Your objective » Look through the listing below for the line with "Read all visible content and emit it as JSON." and the line with "Parse this screenshot: output". Copy both, along with every line between them, exactly and with no pictures.

===== Information =====

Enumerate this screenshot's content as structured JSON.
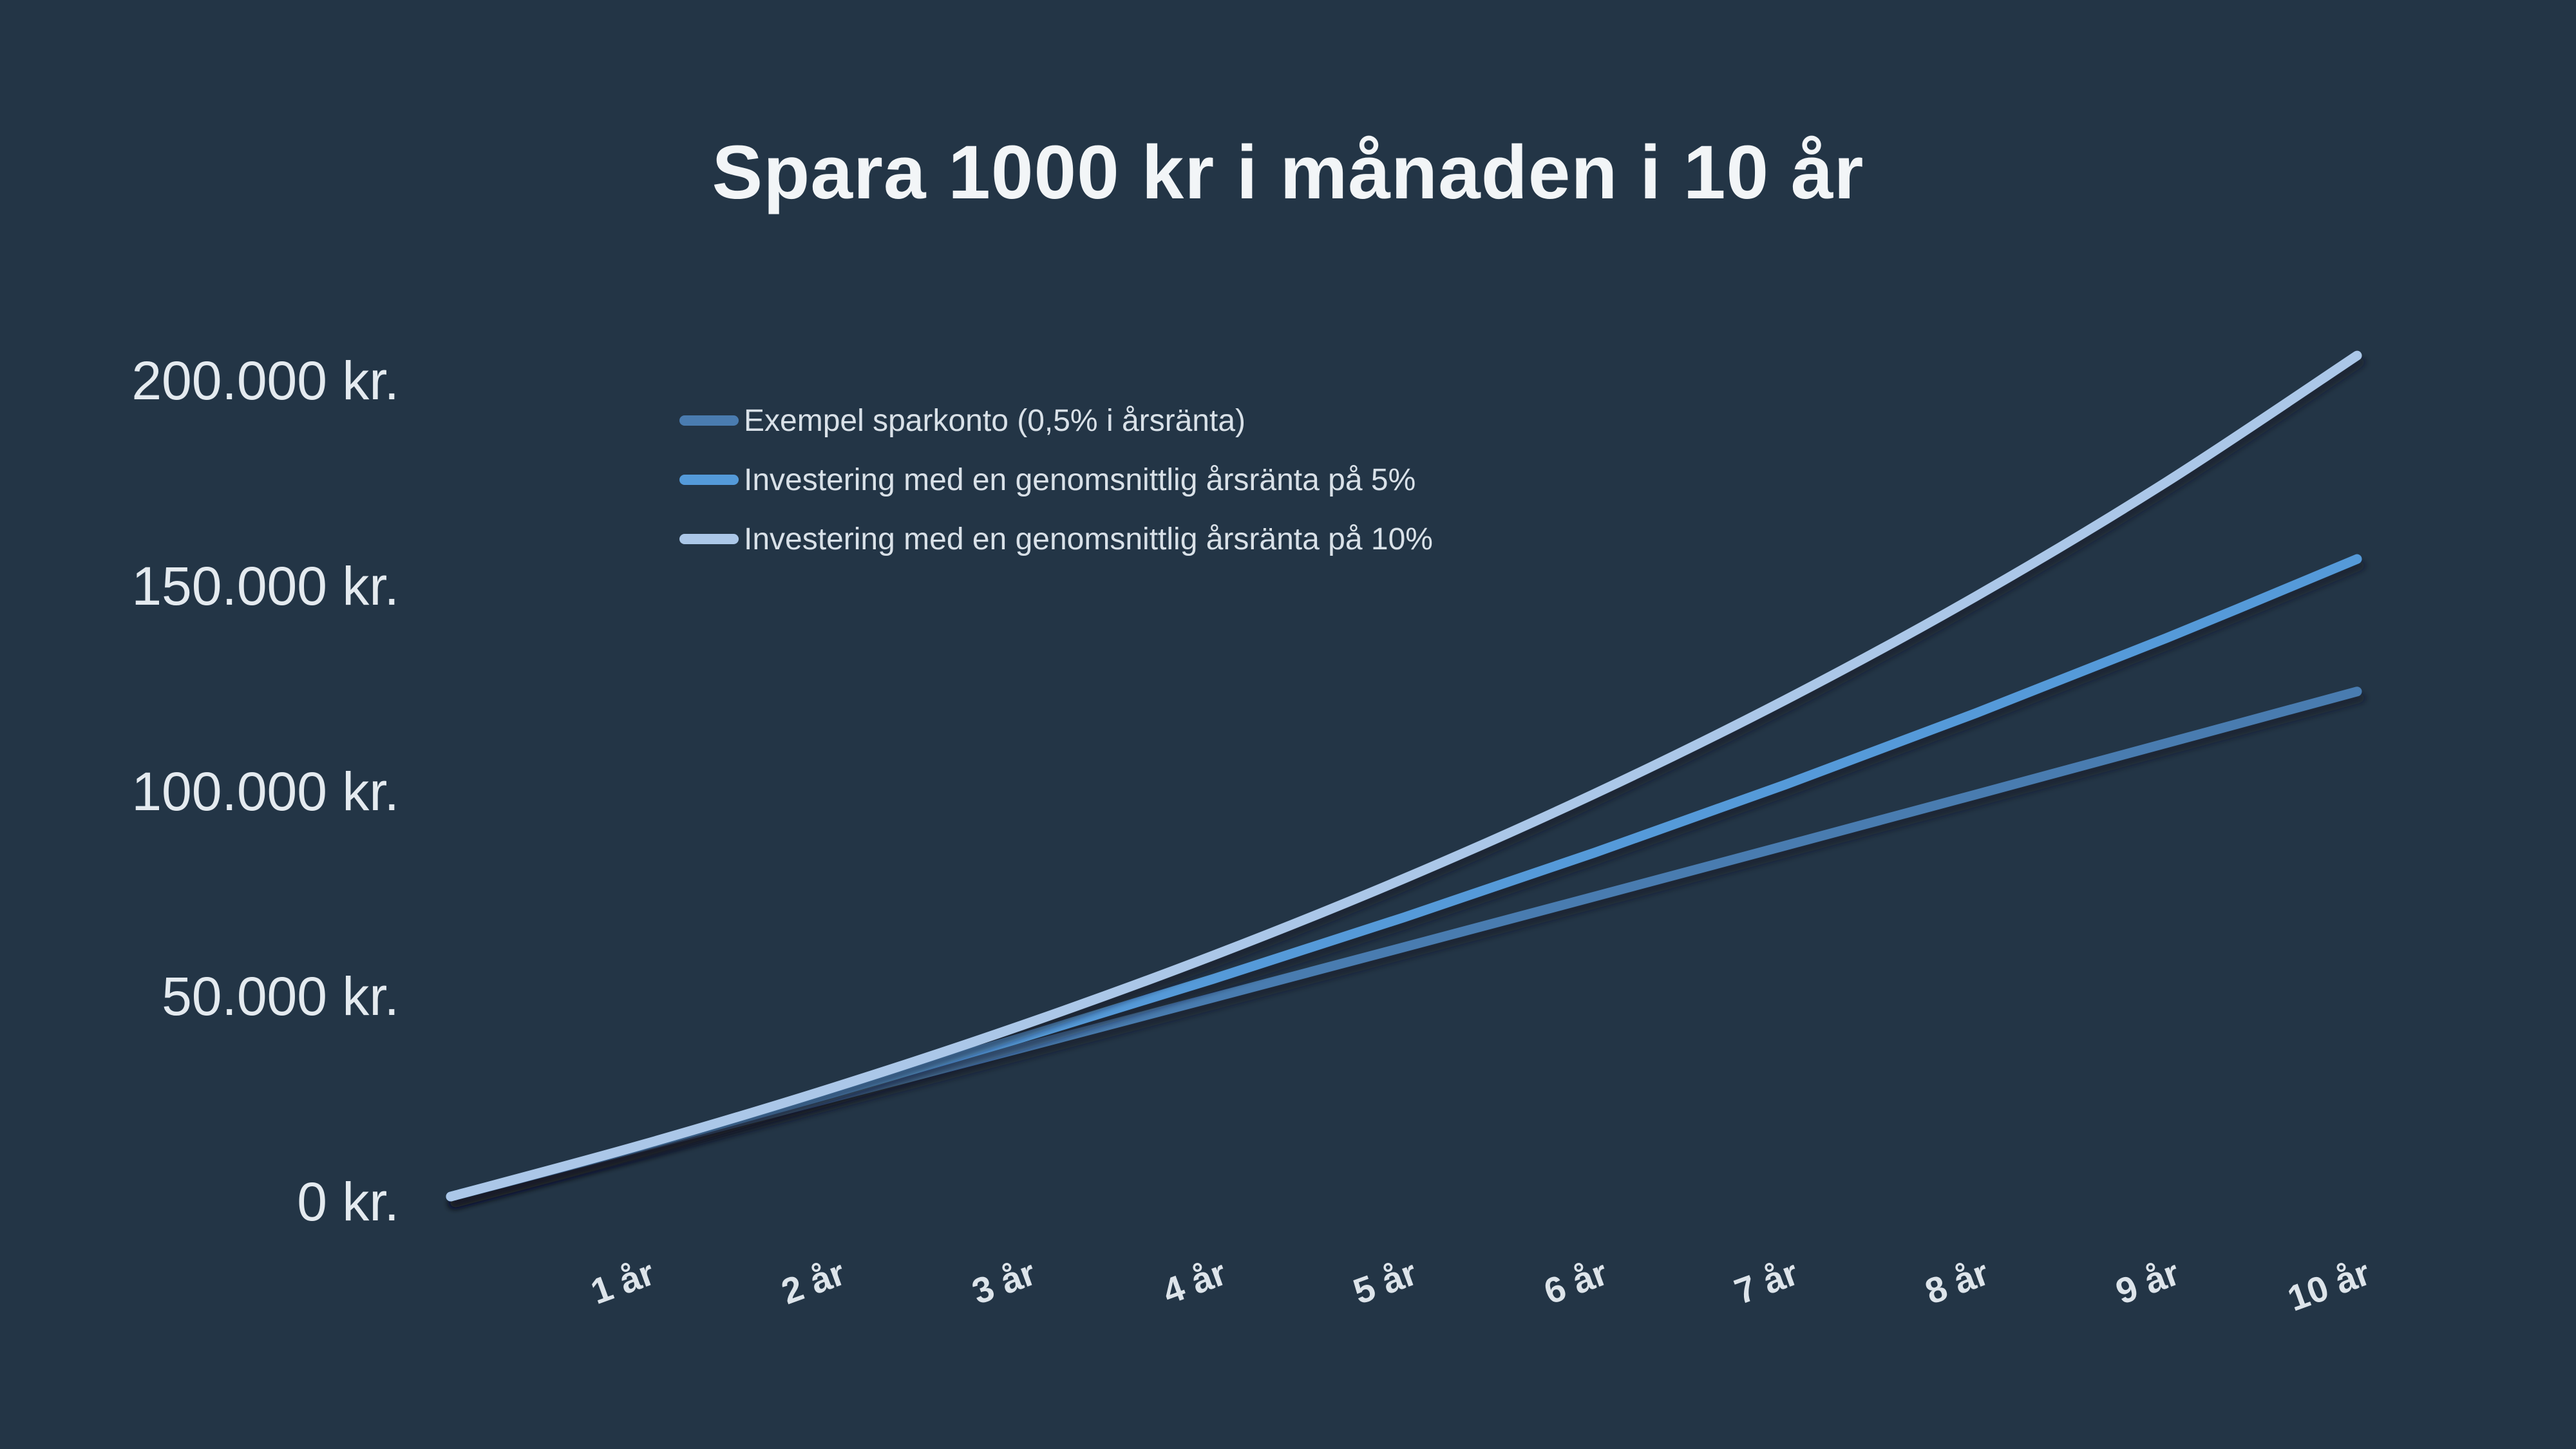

=====
===== Information =====

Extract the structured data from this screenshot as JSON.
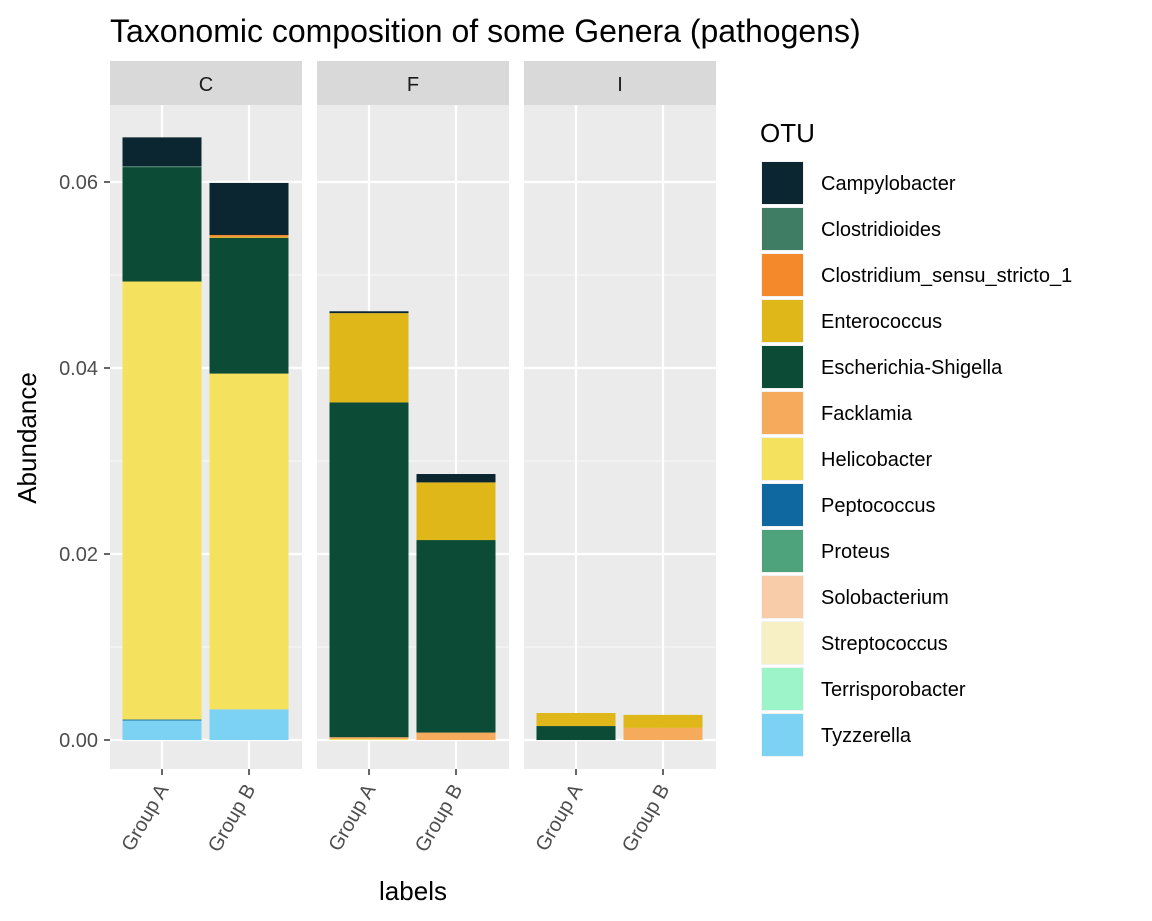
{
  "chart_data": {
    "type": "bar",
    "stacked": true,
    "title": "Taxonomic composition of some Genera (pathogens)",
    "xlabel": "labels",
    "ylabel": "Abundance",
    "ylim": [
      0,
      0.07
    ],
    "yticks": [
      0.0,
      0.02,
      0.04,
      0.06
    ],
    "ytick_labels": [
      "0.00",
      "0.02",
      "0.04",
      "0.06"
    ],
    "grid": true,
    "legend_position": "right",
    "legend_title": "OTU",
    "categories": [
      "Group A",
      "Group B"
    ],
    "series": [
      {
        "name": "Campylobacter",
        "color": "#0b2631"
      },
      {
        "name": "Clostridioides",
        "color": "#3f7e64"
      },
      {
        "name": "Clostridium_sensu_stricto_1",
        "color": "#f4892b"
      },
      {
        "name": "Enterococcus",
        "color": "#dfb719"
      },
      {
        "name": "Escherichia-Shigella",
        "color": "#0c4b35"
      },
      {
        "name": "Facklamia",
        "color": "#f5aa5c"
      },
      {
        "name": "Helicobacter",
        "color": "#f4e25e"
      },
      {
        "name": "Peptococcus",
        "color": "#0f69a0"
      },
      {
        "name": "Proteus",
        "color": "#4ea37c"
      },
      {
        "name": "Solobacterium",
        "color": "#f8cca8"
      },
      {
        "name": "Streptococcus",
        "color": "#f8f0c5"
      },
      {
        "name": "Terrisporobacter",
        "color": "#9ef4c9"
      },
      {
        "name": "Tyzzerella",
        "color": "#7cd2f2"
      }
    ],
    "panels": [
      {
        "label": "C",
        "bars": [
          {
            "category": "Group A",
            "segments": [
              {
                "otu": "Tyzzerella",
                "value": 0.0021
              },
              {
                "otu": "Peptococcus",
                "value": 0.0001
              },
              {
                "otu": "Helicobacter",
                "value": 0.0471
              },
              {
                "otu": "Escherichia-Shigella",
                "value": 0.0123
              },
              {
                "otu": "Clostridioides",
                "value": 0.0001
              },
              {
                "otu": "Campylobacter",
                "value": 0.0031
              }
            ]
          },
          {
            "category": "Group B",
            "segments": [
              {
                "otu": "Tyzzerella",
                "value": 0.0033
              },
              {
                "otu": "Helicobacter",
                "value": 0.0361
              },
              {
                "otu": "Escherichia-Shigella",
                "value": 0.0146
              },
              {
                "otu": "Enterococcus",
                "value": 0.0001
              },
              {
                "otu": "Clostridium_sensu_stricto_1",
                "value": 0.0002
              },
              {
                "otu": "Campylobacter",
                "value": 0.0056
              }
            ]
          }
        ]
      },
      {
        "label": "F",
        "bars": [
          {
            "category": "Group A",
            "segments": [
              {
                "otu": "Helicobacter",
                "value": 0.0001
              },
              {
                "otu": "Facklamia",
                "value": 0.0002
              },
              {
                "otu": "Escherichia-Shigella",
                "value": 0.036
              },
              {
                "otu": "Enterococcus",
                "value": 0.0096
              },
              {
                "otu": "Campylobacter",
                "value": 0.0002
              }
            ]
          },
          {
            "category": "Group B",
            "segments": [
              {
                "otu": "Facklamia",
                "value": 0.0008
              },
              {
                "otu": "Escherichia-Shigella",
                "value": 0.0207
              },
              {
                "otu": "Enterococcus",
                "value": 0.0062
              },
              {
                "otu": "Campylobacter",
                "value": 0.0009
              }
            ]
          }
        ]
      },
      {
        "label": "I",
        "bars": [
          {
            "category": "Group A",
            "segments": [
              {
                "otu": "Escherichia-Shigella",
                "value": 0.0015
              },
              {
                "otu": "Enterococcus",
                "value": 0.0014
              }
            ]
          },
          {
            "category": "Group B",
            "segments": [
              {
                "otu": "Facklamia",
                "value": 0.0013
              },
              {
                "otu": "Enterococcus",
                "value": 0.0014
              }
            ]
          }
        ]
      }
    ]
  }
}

=====
===== Information =====

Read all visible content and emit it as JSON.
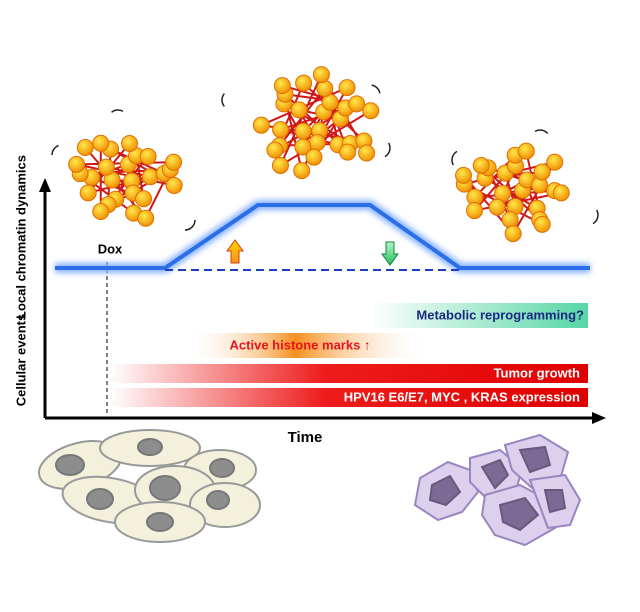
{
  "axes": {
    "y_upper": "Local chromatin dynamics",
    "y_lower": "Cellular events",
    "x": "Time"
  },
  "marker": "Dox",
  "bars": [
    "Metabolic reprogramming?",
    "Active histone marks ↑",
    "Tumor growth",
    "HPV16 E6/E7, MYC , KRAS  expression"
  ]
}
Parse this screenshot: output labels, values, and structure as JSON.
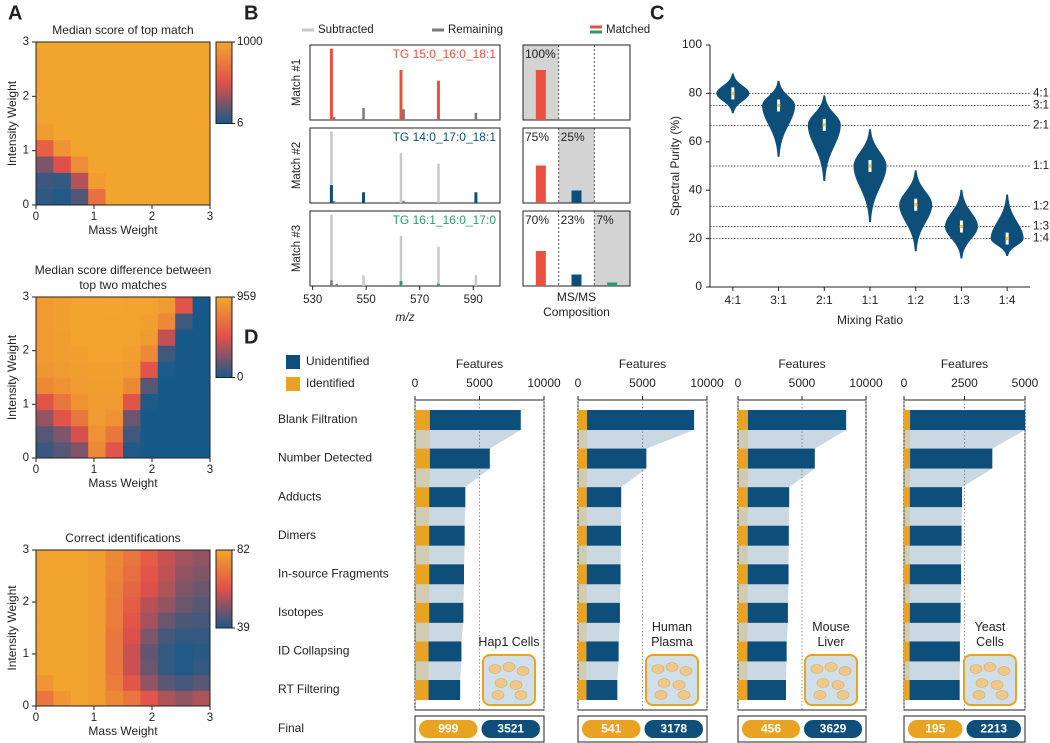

=====

Solution »
Read all visible content and emit it as JSON.
{
  "axes": {
    "y_upper": "Local chromatin dynamics",
    "y_lower": "Cellular events",
    "x": "Time"
  },
  "marker": "Dox",
  "bars": [
    "Metabolic reprogramming?",
    "Active histone marks ↑",
    "Tumor growth",
    "HPV16 E6/E7, MYC , KRAS  expression"
  ]
}
Parse this screenshot: output labels, values, and structure as JSON.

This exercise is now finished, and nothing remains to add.